## Task statement:
Show all lines from the listing below that contain "color".

## Source material:
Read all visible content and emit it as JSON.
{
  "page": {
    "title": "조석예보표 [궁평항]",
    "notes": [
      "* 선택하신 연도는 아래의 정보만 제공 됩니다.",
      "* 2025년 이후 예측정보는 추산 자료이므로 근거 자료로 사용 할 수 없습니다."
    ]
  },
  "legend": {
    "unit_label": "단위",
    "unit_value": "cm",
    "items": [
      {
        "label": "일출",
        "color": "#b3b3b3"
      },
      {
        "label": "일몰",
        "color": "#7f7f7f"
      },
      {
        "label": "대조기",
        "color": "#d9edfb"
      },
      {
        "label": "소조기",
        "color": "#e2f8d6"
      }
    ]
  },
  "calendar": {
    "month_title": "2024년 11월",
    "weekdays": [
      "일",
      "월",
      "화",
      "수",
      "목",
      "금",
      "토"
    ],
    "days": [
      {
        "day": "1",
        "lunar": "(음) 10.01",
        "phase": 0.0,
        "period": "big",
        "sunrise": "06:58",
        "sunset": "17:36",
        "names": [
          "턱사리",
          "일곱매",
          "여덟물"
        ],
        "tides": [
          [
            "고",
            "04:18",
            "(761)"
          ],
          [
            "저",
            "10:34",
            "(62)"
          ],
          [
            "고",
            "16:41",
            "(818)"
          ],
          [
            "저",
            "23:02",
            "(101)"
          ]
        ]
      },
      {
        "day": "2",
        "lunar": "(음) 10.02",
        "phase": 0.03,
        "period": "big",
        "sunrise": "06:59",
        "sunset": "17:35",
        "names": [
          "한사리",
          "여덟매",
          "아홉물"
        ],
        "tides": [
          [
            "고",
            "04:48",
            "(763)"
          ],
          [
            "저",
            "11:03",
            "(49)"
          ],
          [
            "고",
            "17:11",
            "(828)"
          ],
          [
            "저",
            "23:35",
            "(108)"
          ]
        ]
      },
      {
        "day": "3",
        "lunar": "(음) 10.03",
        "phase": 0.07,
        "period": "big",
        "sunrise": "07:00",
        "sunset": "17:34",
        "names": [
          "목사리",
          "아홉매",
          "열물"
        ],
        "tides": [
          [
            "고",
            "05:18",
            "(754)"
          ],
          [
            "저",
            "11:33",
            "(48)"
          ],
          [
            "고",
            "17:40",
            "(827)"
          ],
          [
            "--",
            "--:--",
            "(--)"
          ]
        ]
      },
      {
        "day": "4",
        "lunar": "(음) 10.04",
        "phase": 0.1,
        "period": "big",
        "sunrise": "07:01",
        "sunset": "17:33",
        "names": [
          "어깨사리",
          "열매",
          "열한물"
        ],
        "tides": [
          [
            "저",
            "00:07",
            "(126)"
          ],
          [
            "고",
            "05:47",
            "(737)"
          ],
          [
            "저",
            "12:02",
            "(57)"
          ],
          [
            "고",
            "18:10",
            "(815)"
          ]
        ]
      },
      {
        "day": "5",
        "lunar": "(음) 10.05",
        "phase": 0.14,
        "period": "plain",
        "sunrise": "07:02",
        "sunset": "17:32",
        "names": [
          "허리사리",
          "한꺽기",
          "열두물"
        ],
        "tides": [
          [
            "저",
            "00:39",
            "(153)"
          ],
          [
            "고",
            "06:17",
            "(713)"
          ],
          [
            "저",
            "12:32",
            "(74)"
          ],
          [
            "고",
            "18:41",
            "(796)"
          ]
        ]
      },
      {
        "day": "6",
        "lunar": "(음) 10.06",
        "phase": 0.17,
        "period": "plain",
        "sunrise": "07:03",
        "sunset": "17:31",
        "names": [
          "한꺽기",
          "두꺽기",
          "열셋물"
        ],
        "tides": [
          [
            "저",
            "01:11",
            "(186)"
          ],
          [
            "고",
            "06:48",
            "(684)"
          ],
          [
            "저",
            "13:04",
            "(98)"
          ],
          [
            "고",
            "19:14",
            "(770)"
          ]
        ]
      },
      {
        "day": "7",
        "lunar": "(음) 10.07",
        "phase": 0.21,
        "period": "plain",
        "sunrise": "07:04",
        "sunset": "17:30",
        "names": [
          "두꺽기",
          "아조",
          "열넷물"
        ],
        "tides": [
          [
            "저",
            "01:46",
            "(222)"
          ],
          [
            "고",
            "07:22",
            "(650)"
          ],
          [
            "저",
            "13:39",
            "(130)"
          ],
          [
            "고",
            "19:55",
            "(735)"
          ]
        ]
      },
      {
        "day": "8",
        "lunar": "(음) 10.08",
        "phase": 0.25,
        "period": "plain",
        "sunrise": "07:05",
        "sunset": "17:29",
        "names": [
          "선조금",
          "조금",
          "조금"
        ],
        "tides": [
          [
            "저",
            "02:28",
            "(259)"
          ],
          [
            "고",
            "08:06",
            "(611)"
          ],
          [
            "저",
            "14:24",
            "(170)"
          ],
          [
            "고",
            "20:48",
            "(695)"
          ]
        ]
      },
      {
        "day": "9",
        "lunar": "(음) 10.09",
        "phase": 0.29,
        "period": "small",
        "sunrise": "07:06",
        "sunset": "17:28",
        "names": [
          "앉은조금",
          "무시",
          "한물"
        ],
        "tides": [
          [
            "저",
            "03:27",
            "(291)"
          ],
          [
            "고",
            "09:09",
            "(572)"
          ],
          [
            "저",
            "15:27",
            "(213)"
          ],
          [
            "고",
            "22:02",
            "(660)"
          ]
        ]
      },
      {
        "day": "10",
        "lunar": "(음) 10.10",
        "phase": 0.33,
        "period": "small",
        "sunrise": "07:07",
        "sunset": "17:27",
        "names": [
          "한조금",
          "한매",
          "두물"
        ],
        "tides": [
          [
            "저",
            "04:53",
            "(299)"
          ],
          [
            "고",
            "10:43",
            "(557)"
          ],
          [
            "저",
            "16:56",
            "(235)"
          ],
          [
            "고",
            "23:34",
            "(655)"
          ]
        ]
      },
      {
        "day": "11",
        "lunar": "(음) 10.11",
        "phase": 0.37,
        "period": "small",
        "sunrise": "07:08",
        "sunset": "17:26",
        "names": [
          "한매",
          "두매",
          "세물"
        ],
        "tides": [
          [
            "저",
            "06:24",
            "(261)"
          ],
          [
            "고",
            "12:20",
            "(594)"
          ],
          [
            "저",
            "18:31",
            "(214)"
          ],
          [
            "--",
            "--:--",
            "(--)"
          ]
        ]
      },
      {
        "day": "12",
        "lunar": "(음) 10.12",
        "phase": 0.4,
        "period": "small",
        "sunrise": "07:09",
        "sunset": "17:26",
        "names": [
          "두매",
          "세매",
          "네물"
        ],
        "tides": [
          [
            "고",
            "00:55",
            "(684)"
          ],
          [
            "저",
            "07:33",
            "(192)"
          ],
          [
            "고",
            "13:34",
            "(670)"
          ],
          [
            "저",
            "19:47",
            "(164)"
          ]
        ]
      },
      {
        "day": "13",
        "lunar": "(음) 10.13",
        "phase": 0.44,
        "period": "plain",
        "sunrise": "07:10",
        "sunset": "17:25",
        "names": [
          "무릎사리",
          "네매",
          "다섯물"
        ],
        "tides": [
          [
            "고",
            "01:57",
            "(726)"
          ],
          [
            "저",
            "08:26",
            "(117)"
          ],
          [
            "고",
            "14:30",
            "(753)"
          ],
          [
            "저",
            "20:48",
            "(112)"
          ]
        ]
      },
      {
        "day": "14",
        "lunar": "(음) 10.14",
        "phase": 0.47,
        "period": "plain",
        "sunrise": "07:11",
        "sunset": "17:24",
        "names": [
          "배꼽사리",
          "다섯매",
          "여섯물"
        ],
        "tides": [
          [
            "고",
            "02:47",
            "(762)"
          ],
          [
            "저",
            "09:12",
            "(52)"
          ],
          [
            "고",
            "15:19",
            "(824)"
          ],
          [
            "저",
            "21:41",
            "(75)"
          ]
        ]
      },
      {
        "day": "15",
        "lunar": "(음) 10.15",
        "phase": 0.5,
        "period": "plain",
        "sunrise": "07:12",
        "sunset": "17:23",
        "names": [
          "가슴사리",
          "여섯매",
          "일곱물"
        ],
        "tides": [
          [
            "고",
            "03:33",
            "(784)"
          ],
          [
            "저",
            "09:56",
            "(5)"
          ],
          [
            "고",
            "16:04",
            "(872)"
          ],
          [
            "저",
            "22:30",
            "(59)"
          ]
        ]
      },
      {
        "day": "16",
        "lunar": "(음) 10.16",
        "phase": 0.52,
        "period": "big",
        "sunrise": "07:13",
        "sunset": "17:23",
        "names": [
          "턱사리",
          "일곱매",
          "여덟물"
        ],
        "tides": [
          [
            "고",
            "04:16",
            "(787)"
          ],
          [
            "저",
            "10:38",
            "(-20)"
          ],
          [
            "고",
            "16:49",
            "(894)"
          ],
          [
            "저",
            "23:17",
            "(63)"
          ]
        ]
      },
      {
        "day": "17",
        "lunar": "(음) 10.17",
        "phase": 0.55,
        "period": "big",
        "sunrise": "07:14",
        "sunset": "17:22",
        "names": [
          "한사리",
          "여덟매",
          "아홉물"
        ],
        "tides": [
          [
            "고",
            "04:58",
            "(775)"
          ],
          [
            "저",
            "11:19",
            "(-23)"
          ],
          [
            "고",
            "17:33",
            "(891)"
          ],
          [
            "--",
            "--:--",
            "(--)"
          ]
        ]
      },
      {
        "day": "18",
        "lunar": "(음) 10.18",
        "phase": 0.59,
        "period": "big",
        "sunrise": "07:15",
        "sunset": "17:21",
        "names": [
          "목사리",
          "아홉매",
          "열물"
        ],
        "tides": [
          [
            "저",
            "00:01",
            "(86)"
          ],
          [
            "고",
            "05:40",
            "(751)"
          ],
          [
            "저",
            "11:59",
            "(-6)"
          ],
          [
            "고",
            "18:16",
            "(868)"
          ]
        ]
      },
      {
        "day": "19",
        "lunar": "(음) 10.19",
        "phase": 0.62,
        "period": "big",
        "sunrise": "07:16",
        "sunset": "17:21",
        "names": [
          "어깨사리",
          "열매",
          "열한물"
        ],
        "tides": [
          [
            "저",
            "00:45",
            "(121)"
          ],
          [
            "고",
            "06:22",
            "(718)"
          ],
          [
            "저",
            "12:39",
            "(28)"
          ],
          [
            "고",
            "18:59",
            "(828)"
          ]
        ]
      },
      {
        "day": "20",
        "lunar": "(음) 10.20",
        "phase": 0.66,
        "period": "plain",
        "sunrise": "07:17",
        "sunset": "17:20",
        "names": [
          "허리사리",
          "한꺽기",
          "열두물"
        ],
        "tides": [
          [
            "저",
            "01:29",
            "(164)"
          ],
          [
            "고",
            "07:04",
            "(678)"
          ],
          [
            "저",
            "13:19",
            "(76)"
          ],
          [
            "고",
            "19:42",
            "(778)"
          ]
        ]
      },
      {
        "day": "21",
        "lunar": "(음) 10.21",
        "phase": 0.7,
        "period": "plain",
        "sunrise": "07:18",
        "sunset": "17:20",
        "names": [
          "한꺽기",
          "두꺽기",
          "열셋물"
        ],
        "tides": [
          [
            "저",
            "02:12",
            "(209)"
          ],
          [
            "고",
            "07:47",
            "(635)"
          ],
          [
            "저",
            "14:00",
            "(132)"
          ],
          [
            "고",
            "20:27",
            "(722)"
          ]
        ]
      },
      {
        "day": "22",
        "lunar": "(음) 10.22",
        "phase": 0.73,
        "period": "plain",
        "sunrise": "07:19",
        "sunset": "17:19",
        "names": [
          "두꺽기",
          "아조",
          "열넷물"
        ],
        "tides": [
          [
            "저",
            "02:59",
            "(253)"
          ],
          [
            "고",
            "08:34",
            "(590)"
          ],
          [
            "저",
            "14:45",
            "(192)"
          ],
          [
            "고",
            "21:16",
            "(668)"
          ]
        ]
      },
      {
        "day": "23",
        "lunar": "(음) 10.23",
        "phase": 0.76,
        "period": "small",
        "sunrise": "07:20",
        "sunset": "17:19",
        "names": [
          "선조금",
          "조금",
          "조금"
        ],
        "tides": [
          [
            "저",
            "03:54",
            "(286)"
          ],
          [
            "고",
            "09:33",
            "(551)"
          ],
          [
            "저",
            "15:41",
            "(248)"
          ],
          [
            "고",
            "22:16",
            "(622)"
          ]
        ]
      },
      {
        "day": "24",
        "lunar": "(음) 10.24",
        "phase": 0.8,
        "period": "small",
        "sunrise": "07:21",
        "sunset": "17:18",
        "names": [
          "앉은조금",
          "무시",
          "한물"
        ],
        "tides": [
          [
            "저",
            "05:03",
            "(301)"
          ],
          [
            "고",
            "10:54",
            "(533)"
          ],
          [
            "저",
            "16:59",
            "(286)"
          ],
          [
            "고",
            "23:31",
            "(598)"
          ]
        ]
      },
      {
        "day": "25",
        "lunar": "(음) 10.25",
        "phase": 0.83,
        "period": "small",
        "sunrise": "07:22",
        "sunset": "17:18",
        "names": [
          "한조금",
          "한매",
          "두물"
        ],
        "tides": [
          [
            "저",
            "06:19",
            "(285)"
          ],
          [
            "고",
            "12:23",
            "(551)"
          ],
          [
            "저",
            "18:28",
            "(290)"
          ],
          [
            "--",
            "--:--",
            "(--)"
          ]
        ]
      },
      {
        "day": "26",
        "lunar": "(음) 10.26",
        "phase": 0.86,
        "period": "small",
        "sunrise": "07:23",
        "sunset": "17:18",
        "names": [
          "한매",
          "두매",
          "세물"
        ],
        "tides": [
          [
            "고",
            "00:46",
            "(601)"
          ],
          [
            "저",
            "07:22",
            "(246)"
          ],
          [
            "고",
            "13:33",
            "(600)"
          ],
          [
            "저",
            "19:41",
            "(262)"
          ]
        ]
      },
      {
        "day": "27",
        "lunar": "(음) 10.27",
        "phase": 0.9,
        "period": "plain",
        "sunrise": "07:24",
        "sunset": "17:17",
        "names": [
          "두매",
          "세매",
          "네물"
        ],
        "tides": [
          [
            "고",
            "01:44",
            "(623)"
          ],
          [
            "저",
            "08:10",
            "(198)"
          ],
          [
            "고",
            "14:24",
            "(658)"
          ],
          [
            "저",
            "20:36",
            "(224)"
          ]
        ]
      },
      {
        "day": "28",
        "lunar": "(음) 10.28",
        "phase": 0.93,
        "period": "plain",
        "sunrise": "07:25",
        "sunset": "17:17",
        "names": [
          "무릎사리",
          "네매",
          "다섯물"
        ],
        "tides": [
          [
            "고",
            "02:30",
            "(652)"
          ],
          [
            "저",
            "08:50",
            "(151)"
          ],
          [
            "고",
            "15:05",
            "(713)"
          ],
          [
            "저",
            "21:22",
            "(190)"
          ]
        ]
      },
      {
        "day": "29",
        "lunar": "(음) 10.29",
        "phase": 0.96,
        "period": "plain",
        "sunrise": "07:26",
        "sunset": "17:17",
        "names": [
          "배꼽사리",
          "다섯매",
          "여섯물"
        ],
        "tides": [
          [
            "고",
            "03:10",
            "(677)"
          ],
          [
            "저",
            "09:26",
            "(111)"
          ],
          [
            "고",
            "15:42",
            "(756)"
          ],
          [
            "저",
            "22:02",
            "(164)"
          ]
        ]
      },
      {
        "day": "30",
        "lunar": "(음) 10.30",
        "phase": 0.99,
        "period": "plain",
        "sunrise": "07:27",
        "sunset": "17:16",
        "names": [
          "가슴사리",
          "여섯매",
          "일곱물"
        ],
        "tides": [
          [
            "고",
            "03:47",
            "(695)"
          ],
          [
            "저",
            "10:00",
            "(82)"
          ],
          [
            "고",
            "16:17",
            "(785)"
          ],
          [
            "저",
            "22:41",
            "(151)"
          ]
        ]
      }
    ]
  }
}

## Output:
        "color": "#b3b3b3"
        "color": "#7f7f7f"
        "color": "#d9edfb"
        "color": "#e2f8d6"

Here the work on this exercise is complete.